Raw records
####
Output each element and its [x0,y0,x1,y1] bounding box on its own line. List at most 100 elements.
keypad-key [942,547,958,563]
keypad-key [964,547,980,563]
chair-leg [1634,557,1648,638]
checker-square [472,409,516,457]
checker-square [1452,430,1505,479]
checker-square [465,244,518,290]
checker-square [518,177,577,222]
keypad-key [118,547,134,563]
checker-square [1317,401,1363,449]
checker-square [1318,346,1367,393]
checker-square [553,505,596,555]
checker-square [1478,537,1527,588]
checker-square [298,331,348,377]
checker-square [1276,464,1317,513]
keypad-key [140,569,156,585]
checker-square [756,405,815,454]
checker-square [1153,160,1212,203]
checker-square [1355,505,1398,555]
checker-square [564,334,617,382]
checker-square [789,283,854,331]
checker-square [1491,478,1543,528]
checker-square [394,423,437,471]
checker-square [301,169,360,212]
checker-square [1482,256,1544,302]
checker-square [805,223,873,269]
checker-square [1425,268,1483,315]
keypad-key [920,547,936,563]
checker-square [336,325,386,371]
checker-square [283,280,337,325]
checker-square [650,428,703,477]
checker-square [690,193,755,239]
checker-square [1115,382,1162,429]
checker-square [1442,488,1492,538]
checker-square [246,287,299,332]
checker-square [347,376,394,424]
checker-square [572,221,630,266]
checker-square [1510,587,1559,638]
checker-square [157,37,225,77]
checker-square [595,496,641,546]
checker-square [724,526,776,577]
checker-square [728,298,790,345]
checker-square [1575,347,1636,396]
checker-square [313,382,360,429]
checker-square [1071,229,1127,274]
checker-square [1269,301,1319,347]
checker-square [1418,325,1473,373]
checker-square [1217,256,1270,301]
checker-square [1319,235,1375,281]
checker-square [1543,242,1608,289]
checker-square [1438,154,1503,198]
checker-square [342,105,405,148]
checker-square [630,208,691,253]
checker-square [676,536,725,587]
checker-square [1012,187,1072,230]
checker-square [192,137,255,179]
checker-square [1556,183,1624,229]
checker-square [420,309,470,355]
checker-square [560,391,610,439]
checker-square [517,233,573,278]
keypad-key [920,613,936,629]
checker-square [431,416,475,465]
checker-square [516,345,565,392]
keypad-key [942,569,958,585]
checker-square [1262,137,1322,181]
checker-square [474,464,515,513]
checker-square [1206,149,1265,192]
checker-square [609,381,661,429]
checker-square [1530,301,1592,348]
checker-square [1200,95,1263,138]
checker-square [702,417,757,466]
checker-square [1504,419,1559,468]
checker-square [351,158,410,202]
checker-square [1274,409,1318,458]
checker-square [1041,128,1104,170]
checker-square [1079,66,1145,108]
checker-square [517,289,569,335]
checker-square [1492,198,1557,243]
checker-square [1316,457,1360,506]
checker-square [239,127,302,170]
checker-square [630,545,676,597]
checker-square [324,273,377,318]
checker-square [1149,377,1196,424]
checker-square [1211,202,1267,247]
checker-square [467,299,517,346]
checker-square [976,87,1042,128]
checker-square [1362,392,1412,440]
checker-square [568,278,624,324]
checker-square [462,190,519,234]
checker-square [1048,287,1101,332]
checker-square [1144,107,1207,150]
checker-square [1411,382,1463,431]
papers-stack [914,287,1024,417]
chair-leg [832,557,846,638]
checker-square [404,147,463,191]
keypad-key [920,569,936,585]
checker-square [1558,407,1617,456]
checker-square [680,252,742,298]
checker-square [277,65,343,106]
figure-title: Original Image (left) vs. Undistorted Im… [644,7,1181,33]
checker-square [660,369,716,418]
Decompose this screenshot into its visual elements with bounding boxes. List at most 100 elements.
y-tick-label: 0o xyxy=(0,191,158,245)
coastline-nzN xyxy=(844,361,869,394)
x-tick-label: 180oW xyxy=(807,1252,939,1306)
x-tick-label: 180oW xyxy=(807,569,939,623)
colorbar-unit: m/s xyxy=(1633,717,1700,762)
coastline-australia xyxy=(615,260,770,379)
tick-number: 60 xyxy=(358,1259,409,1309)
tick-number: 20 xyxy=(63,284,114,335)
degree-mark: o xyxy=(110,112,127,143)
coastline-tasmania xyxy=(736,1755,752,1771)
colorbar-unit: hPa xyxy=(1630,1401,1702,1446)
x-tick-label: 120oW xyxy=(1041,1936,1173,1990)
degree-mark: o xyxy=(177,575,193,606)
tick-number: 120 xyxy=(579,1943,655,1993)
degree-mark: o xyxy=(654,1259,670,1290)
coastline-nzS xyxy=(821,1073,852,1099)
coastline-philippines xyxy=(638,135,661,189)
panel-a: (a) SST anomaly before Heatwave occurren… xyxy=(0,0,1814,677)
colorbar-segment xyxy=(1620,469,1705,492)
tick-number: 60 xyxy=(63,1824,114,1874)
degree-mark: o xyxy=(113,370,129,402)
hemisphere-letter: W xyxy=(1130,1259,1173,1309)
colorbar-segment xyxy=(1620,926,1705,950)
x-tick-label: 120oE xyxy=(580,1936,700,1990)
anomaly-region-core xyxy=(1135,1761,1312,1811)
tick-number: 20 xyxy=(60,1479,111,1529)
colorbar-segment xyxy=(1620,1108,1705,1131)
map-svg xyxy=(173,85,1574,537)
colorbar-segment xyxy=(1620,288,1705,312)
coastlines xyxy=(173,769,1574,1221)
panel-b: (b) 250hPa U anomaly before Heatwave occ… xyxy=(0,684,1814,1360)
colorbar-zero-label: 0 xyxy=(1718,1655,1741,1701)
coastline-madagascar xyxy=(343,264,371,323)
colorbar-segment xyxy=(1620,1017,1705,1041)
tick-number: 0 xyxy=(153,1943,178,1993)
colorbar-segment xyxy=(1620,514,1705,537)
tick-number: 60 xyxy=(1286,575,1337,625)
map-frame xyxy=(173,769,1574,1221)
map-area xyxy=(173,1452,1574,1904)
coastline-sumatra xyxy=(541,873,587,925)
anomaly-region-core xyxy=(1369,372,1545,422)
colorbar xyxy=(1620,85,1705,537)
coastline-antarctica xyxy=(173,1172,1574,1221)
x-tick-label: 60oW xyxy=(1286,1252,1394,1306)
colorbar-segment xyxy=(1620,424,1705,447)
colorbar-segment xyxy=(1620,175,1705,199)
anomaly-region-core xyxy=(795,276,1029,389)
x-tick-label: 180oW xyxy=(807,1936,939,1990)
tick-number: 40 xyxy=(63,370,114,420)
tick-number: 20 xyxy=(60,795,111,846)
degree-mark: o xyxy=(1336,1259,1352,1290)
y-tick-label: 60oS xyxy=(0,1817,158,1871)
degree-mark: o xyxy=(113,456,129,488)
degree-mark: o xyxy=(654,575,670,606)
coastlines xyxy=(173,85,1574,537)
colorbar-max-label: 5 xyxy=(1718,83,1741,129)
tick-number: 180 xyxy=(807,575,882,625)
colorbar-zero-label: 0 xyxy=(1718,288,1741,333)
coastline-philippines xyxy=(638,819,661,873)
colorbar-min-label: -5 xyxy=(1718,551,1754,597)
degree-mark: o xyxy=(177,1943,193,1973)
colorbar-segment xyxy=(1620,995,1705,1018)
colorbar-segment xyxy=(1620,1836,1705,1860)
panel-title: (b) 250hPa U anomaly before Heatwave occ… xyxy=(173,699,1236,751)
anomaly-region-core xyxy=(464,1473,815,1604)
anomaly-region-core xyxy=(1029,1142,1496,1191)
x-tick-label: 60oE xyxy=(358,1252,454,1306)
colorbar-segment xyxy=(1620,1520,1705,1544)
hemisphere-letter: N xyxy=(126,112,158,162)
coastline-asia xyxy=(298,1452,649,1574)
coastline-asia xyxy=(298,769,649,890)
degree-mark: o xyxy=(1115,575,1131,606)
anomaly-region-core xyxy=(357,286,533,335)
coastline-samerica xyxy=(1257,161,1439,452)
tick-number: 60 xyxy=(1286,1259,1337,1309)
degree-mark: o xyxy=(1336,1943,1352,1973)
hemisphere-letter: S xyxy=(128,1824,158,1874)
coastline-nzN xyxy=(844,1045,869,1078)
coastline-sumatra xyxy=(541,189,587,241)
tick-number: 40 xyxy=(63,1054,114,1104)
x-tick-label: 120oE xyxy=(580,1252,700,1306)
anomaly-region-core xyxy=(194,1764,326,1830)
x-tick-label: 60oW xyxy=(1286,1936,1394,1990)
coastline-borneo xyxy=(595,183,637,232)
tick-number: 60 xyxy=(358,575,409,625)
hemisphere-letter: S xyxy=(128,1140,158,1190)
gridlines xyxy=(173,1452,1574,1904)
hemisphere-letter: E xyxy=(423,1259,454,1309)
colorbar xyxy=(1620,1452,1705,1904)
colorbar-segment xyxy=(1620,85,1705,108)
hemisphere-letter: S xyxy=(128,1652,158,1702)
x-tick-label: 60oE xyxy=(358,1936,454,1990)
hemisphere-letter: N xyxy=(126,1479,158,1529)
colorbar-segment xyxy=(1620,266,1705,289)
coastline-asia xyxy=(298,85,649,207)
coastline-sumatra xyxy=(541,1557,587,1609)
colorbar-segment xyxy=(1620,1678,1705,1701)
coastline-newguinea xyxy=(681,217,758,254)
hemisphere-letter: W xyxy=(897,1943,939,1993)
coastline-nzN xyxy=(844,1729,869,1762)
####
Turn the items from the first line through the line holding "checker-square [1317,401,1363,449]", inclusive, into a Markdown table with the columns Row and Entry, leaving out any blank lines.

### Answer to this problem:
| Row | Entry |
|---|---|
| 1 | Output each element and its [x0,y0,x1,y1] bounding box on its own line. List at most 100 elements. |
| 2 | keypad-key [942,547,958,563] |
| 3 | keypad-key [964,547,980,563] |
| 4 | chair-leg [1634,557,1648,638] |
| 5 | checker-square [472,409,516,457] |
| 6 | checker-square [1452,430,1505,479] |
| 7 | checker-square [465,244,518,290] |
| 8 | checker-square [518,177,577,222] |
| 9 | keypad-key [118,547,134,563] |
| 10 | checker-square [1317,401,1363,449] |